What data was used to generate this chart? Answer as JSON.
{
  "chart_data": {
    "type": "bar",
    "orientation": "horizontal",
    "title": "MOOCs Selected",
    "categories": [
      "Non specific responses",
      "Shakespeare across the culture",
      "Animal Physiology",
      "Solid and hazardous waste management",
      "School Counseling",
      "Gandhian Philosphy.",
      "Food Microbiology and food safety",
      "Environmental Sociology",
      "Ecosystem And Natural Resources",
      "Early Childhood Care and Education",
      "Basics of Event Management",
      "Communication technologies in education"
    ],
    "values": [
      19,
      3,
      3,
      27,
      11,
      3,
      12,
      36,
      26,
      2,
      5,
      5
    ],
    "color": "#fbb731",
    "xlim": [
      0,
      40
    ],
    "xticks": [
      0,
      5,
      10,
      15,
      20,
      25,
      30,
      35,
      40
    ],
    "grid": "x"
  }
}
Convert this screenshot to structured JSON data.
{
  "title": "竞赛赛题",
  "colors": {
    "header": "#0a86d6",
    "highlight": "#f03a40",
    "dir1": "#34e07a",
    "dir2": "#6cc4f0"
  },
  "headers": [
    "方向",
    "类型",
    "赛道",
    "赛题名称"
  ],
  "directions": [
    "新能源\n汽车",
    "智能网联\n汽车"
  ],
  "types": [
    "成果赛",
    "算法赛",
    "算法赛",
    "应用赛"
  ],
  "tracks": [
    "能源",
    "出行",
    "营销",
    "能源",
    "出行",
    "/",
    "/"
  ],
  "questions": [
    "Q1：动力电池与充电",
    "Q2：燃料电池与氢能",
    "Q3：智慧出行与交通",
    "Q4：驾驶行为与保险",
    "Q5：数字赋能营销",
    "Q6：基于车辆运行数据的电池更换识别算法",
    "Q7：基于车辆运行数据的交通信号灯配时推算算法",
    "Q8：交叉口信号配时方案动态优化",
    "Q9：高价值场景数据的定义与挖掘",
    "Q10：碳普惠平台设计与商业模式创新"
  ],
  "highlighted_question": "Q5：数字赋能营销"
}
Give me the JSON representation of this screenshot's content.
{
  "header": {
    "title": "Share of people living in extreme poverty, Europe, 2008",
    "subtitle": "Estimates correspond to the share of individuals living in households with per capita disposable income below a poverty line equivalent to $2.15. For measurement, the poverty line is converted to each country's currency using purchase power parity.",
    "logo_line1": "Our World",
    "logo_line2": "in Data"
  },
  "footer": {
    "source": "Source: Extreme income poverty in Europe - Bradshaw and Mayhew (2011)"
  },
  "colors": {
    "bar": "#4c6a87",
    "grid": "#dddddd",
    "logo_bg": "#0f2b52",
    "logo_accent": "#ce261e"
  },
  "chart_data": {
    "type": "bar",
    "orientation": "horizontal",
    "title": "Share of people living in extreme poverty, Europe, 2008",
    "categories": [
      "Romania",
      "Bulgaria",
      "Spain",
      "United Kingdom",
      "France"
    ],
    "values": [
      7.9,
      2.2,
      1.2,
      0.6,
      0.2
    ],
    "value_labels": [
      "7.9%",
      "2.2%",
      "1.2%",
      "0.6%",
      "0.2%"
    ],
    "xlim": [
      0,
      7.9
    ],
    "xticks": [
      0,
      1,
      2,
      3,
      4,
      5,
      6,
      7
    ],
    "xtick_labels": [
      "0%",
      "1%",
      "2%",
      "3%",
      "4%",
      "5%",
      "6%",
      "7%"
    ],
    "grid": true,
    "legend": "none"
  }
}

* _YOUR TASK_: Reproduce all the data word for word.

* _SOLUTION BELOW_:
What data was used to generate this chart? Answer as JSON.
{
  "chart_data": {
    "type": "bar",
    "orientation": "horizontal",
    "title": "MOOCs Selected",
    "categories": [
      "Non specific responses",
      "Shakespeare across the culture",
      "Animal Physiology",
      "Solid and hazardous waste management",
      "School Counseling",
      "Gandhian Philosphy.",
      "Food Microbiology and food safety",
      "Environmental Sociology",
      "Ecosystem And Natural Resources",
      "Early Childhood Care and Education",
      "Basics of Event Management",
      "Communication technologies in education"
    ],
    "values": [
      19,
      3,
      3,
      27,
      11,
      3,
      12,
      36,
      26,
      2,
      5,
      5
    ],
    "color": "#fbb731",
    "xlim": [
      0,
      40
    ],
    "xticks": [
      0,
      5,
      10,
      15,
      20,
      25,
      30,
      35,
      40
    ],
    "grid": "x"
  }
}
Convert this screenshot to structured JSON data.
{
  "title": "竞赛赛题",
  "colors": {
    "header": "#0a86d6",
    "highlight": "#f03a40",
    "dir1": "#34e07a",
    "dir2": "#6cc4f0"
  },
  "headers": [
    "方向",
    "类型",
    "赛道",
    "赛题名称"
  ],
  "directions": [
    "新能源\n汽车",
    "智能网联\n汽车"
  ],
  "types": [
    "成果赛",
    "算法赛",
    "算法赛",
    "应用赛"
  ],
  "tracks": [
    "能源",
    "出行",
    "营销",
    "能源",
    "出行",
    "/",
    "/"
  ],
  "questions": [
    "Q1：动力电池与充电",
    "Q2：燃料电池与氢能",
    "Q3：智慧出行与交通",
    "Q4：驾驶行为与保险",
    "Q5：数字赋能营销",
    "Q6：基于车辆运行数据的电池更换识别算法",
    "Q7：基于车辆运行数据的交通信号灯配时推算算法",
    "Q8：交叉口信号配时方案动态优化",
    "Q9：高价值场景数据的定义与挖掘",
    "Q10：碳普惠平台设计与商业模式创新"
  ],
  "highlighted_question": "Q5：数字赋能营销"
}
Give me the JSON representation of this screenshot's content.
{
  "header": {
    "title": "Share of people living in extreme poverty, Europe, 2008",
    "subtitle": "Estimates correspond to the share of individuals living in households with per capita disposable income below a poverty line equivalent to $2.15. For measurement, the poverty line is converted to each country's currency using purchase power parity.",
    "logo_line1": "Our World",
    "logo_line2": "in Data"
  },
  "footer": {
    "source": "Source: Extreme income poverty in Europe - Bradshaw and Mayhew (2011)"
  },
  "colors": {
    "bar": "#4c6a87",
    "grid": "#dddddd",
    "logo_bg": "#0f2b52",
    "logo_accent": "#ce261e"
  },
  "chart_data": {
    "type": "bar",
    "orientation": "horizontal",
    "title": "Share of people living in extreme poverty, Europe, 2008",
    "categories": [
      "Romania",
      "Bulgaria",
      "Spain",
      "United Kingdom",
      "France"
    ],
    "values": [
      7.9,
      2.2,
      1.2,
      0.6,
      0.2
    ],
    "value_labels": [
      "7.9%",
      "2.2%",
      "1.2%",
      "0.6%",
      "0.2%"
    ],
    "xlim": [
      0,
      7.9
    ],
    "xticks": [
      0,
      1,
      2,
      3,
      4,
      5,
      6,
      7
    ],
    "xtick_labels": [
      "0%",
      "1%",
      "2%",
      "3%",
      "4%",
      "5%",
      "6%",
      "7%"
    ],
    "grid": true,
    "legend": "none"
  }
}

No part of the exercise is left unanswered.